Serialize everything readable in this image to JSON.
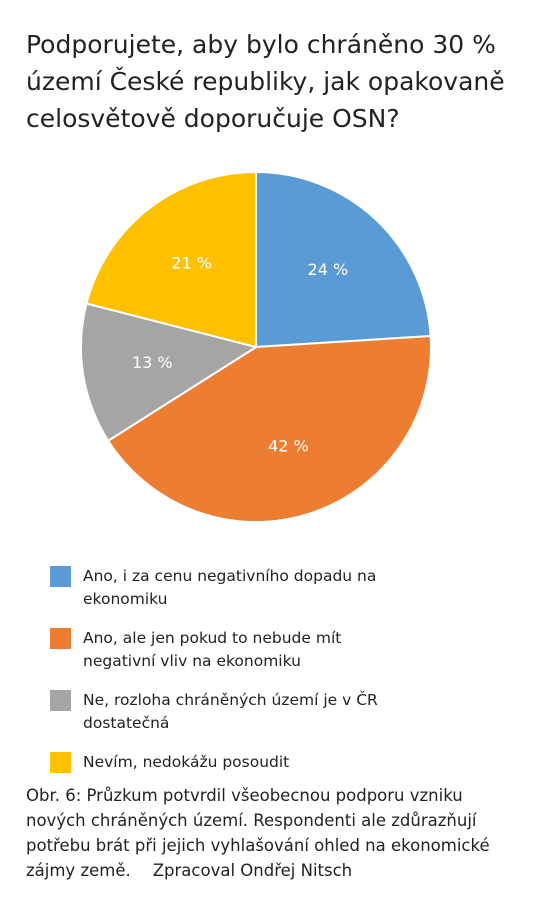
{
  "chart_data": {
    "type": "pie",
    "title": "Podporujete, aby bylo chráněno 30 % území České republiky, jak opakovaně celosvětově doporučuje OSN?",
    "categories": [
      "Ano, i za cenu negativního dopadu na ekonomiku",
      "Ano, ale jen pokud to nebude mít negativní vliv na ekonomiku",
      "Ne, rozloha chráněných území je v ČR dostatečná",
      "Nevím, nedokážu posoudit"
    ],
    "values": [
      24,
      42,
      13,
      21
    ],
    "value_labels": [
      "24 %",
      "42 %",
      "13 %",
      "21 %"
    ],
    "colors": [
      "#5b9bd5",
      "#ed7d31",
      "#a5a5a5",
      "#ffc000"
    ],
    "caption": "Obr. 6: Průzkum potvrdil všeobecnou podporu vzniku nových chráněných území. Respondenti ale zdůrazňují potřebu brát při jejich vyhlašování ohled na ekonomické zájmy země.",
    "credit": "Zpracoval Ondřej Nitsch"
  }
}
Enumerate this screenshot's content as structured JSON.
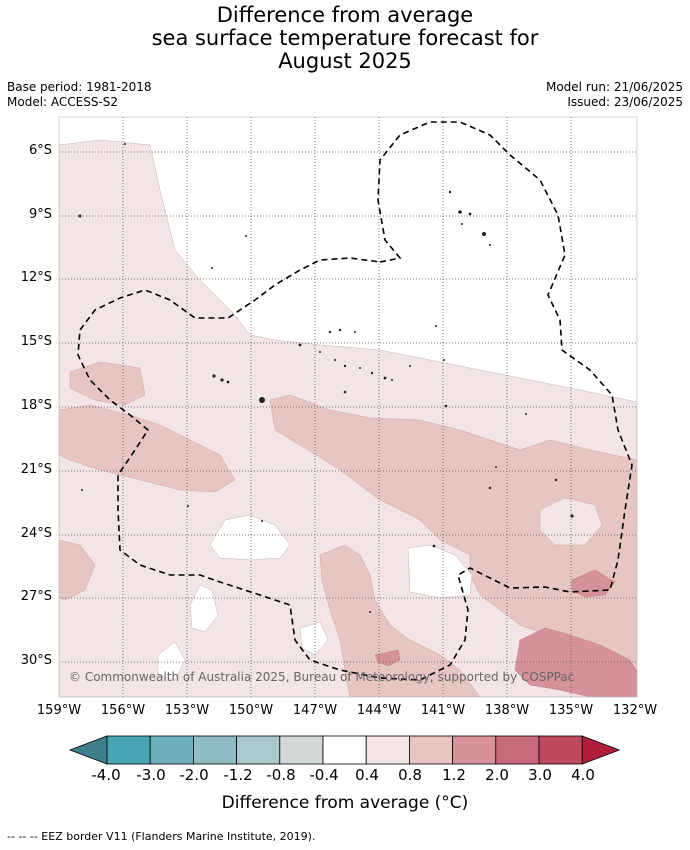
{
  "title": {
    "line1": "Difference from average",
    "line2": "sea surface temperature forecast for",
    "line3": "August 2025"
  },
  "meta": {
    "base_period": "Base period: 1981-2018",
    "model": "Model: ACCESS-S2",
    "model_run": "Model run: 21/06/2025",
    "issued": "Issued: 23/06/2025"
  },
  "map": {
    "latitude_labels": [
      "6°S",
      "9°S",
      "12°S",
      "15°S",
      "18°S",
      "21°S",
      "24°S",
      "27°S",
      "30°S"
    ],
    "longitude_labels": [
      "159°W",
      "156°W",
      "153°W",
      "150°W",
      "147°W",
      "144°W",
      "141°W",
      "138°W",
      "135°W",
      "132°W"
    ],
    "copyright": "© Commonwealth of Australia 2025, Bureau of Meteorology, supported by COSPPac",
    "colors": {
      "pale_pink": "#f3e5e5",
      "light_pink": "#e6c5c3",
      "mid_pink": "#d6919a",
      "deep_pink": "#c86a7c",
      "land": "#222222",
      "grid": "#555555"
    }
  },
  "colorbar": {
    "ticks": [
      "-4.0",
      "-3.0",
      "-2.0",
      "-1.2",
      "-0.8",
      "-0.4",
      "0.4",
      "0.8",
      "1.2",
      "2.0",
      "3.0",
      "4.0"
    ],
    "colors": [
      "#3d7f8a",
      "#49a5b4",
      "#6fb0bd",
      "#8fbcc6",
      "#a9c9cd",
      "#d2d7d8",
      "#ffffff",
      "#f3e5e5",
      "#e6c5c3",
      "#d6919a",
      "#c86a7c",
      "#bf4a5e",
      "#b01e3c"
    ],
    "label": "Difference from average (°C)"
  },
  "footer": "--  --  -- EEZ border V11 (Flanders Marine Institute, 2019)."
}
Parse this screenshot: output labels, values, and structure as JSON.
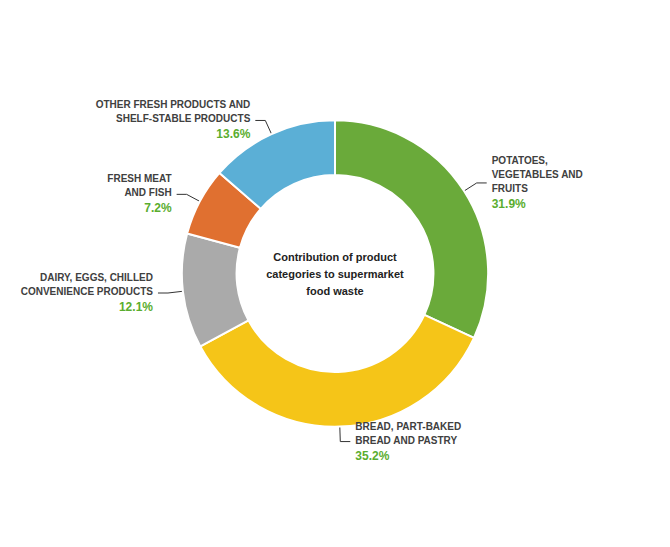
{
  "chart_data": {
    "type": "donut",
    "categories": [
      "POTATOES,\nVEGETABLES AND\nFRUITS",
      "BREAD, PART-BAKED\nBREAD AND PASTRY",
      "DAIRY, EGGS, CHILLED\nCONVENIENCE PRODUCTS",
      "FRESH MEAT\nAND FISH",
      "OTHER FRESH PRODUCTS AND\nSHELF-STABLE PRODUCTS"
    ],
    "values": [
      31.9,
      35.2,
      12.1,
      7.2,
      13.6
    ],
    "value_labels": [
      "31.9%",
      "35.2%",
      "12.1%",
      "7.2%",
      "13.6%"
    ],
    "colors": [
      "#6aaa3a",
      "#f5c518",
      "#aaaaaa",
      "#e07030",
      "#5bafd6"
    ],
    "data_labels": true,
    "annotations": [
      "Contribution of product\ncategories to supermarket\nfood waste"
    ]
  }
}
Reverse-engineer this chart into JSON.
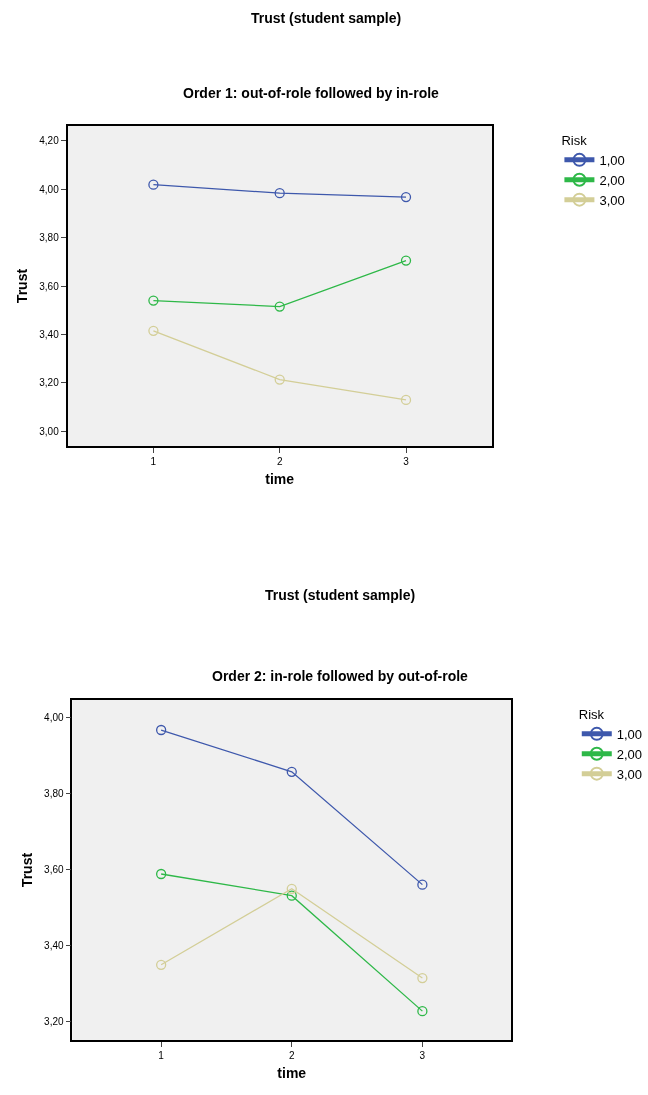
{
  "chart_data": [
    {
      "type": "line",
      "title": "Trust (student sample)",
      "subtitle": "Order 1: out-of-role followed by in-role",
      "xlabel": "time",
      "ylabel": "Trust",
      "legend_title": "Risk",
      "legend": "top right",
      "marker": "circle",
      "grid": false,
      "categories": [
        "1",
        "2",
        "3"
      ],
      "series": [
        {
          "name": "1,00",
          "color": "#3e58ac",
          "values": [
            4.018,
            3.983,
            3.967
          ]
        },
        {
          "name": "2,00",
          "color": "#2eb848",
          "values": [
            3.54,
            3.515,
            3.705
          ]
        },
        {
          "name": "3,00",
          "color": "#d3ce97",
          "values": [
            3.415,
            3.214,
            3.13
          ]
        }
      ],
      "ylim": [
        2.94,
        4.26
      ],
      "yticks": [
        {
          "value": 3.0,
          "label": "3,00"
        },
        {
          "value": 3.2,
          "label": "3,20"
        },
        {
          "value": 3.4,
          "label": "3,40"
        },
        {
          "value": 3.6,
          "label": "3,60"
        },
        {
          "value": 3.8,
          "label": "3,80"
        },
        {
          "value": 4.0,
          "label": "4,00"
        },
        {
          "value": 4.2,
          "label": "4,20"
        }
      ]
    },
    {
      "type": "line",
      "title": "Trust (student sample)",
      "subtitle": "Order 2: in-role followed by out-of-role",
      "xlabel": "time",
      "ylabel": "Trust",
      "legend_title": "Risk",
      "legend": "top right",
      "marker": "circle",
      "grid": false,
      "categories": [
        "1",
        "2",
        "3"
      ],
      "series": [
        {
          "name": "1,00",
          "color": "#3e58ac",
          "values": [
            3.966,
            3.856,
            3.559
          ]
        },
        {
          "name": "2,00",
          "color": "#2eb848",
          "values": [
            3.587,
            3.53,
            3.226
          ]
        },
        {
          "name": "3,00",
          "color": "#d3ce97",
          "values": [
            3.348,
            3.548,
            3.313
          ]
        }
      ],
      "ylim": [
        3.15,
        4.045
      ],
      "yticks": [
        {
          "value": 3.2,
          "label": "3,20"
        },
        {
          "value": 3.4,
          "label": "3,40"
        },
        {
          "value": 3.6,
          "label": "3,60"
        },
        {
          "value": 3.8,
          "label": "3,80"
        },
        {
          "value": 4.0,
          "label": "4,00"
        }
      ]
    }
  ]
}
++++
Your task: Omit the images and transcribe all of the records above word for word.

Expected output:
Serialize everything readable in this image to JSON.
{
  "chart_data": {
    "type": "pie",
    "title": "Podporujete, aby bylo chráněno 30 % území České republiky, jak opakovaně celosvětově doporučuje OSN?",
    "categories": [
      "Ano, i za cenu negativního dopadu na ekonomiku",
      "Ano, ale jen pokud to nebude mít negativní vliv na ekonomiku",
      "Ne, rozloha chráněných území je v ČR dostatečná",
      "Nevím, nedokážu posoudit"
    ],
    "values": [
      24,
      42,
      13,
      21
    ],
    "value_labels": [
      "24 %",
      "42 %",
      "13 %",
      "21 %"
    ],
    "colors": [
      "#5b9bd5",
      "#ed7d31",
      "#a5a5a5",
      "#ffc000"
    ],
    "caption": "Obr. 6: Průzkum potvrdil všeobecnou podporu vzniku nových chráněných území. Respondenti ale zdůrazňují potřebu brát při jejich vyhlašování ohled na ekonomické zájmy země.",
    "credit": "Zpracoval Ondřej Nitsch"
  }
}
Enumerate this screenshot's content as structured JSON.
{
  "title": {
    "line1": "Difference from average",
    "line2": "sea surface temperature forecast for",
    "line3": "August 2025"
  },
  "meta": {
    "base_period": "Base period: 1981-2018",
    "model": "Model: ACCESS-S2",
    "model_run": "Model run: 21/06/2025",
    "issued": "Issued: 23/06/2025"
  },
  "map": {
    "latitude_labels": [
      "6°S",
      "9°S",
      "12°S",
      "15°S",
      "18°S",
      "21°S",
      "24°S",
      "27°S",
      "30°S"
    ],
    "longitude_labels": [
      "159°W",
      "156°W",
      "153°W",
      "150°W",
      "147°W",
      "144°W",
      "141°W",
      "138°W",
      "135°W",
      "132°W"
    ],
    "copyright": "© Commonwealth of Australia 2025, Bureau of Meteorology, supported by COSPPac",
    "colors": {
      "pale_pink": "#f3e5e5",
      "light_pink": "#e6c5c3",
      "mid_pink": "#d6919a",
      "deep_pink": "#c86a7c",
      "land": "#222222",
      "grid": "#555555"
    }
  },
  "colorbar": {
    "ticks": [
      "-4.0",
      "-3.0",
      "-2.0",
      "-1.2",
      "-0.8",
      "-0.4",
      "0.4",
      "0.8",
      "1.2",
      "2.0",
      "3.0",
      "4.0"
    ],
    "colors": [
      "#3d7f8a",
      "#49a5b4",
      "#6fb0bd",
      "#8fbcc6",
      "#a9c9cd",
      "#d2d7d8",
      "#ffffff",
      "#f3e5e5",
      "#e6c5c3",
      "#d6919a",
      "#c86a7c",
      "#bf4a5e",
      "#b01e3c"
    ],
    "label": "Difference from average (°C)"
  },
  "footer": "--  --  -- EEZ border V11 (Flanders Marine Institute, 2019)."
}
Parse this screenshot: output labels, values, and structure as JSON.
{
  "chart_data": {
    "type": "donut",
    "categories": [
      "POTATOES,\nVEGETABLES AND\nFRUITS",
      "BREAD, PART-BAKED\nBREAD AND PASTRY",
      "DAIRY, EGGS, CHILLED\nCONVENIENCE PRODUCTS",
      "FRESH MEAT\nAND FISH",
      "OTHER FRESH PRODUCTS AND\nSHELF-STABLE PRODUCTS"
    ],
    "values": [
      31.9,
      35.2,
      12.1,
      7.2,
      13.6
    ],
    "value_labels": [
      "31.9%",
      "35.2%",
      "12.1%",
      "7.2%",
      "13.6%"
    ],
    "colors": [
      "#6aaa3a",
      "#f5c518",
      "#aaaaaa",
      "#e07030",
      "#5bafd6"
    ],
    "data_labels": true,
    "annotations": [
      "Contribution of product\ncategories to supermarket\nfood waste"
    ]
  }
}
Reverse-engineer this chart into JSON.
{
  "chart_data": [
    {
      "type": "line",
      "title": "Trust (student sample)",
      "subtitle": "Order 1: out-of-role followed by in-role",
      "xlabel": "time",
      "ylabel": "Trust",
      "legend_title": "Risk",
      "legend": "top right",
      "marker": "circle",
      "grid": false,
      "categories": [
        "1",
        "2",
        "3"
      ],
      "series": [
        {
          "name": "1,00",
          "color": "#3e58ac",
          "values": [
            4.018,
            3.983,
            3.967
          ]
        },
        {
          "name": "2,00",
          "color": "#2eb848",
          "values": [
            3.54,
            3.515,
            3.705
          ]
        },
        {
          "name": "3,00",
          "color": "#d3ce97",
          "values": [
            3.415,
            3.214,
            3.13
          ]
        }
      ],
      "ylim": [
        2.94,
        4.26
      ],
      "yticks": [
        {
          "value": 3.0,
          "label": "3,00"
        },
        {
          "value": 3.2,
          "label": "3,20"
        },
        {
          "value": 3.4,
          "label": "3,40"
        },
        {
          "value": 3.6,
          "label": "3,60"
        },
        {
          "value": 3.8,
          "label": "3,80"
        },
        {
          "value": 4.0,
          "label": "4,00"
        },
        {
          "value": 4.2,
          "label": "4,20"
        }
      ]
    },
    {
      "type": "line",
      "title": "Trust (student sample)",
      "subtitle": "Order 2: in-role followed by out-of-role",
      "xlabel": "time",
      "ylabel": "Trust",
      "legend_title": "Risk",
      "legend": "top right",
      "marker": "circle",
      "grid": false,
      "categories": [
        "1",
        "2",
        "3"
      ],
      "series": [
        {
          "name": "1,00",
          "color": "#3e58ac",
          "values": [
            3.966,
            3.856,
            3.559
          ]
        },
        {
          "name": "2,00",
          "color": "#2eb848",
          "values": [
            3.587,
            3.53,
            3.226
          ]
        },
        {
          "name": "3,00",
          "color": "#d3ce97",
          "values": [
            3.348,
            3.548,
            3.313
          ]
        }
      ],
      "ylim": [
        3.15,
        4.045
      ],
      "yticks": [
        {
          "value": 3.2,
          "label": "3,20"
        },
        {
          "value": 3.4,
          "label": "3,40"
        },
        {
          "value": 3.6,
          "label": "3,60"
        },
        {
          "value": 3.8,
          "label": "3,80"
        },
        {
          "value": 4.0,
          "label": "4,00"
        }
      ]
    }
  ]
}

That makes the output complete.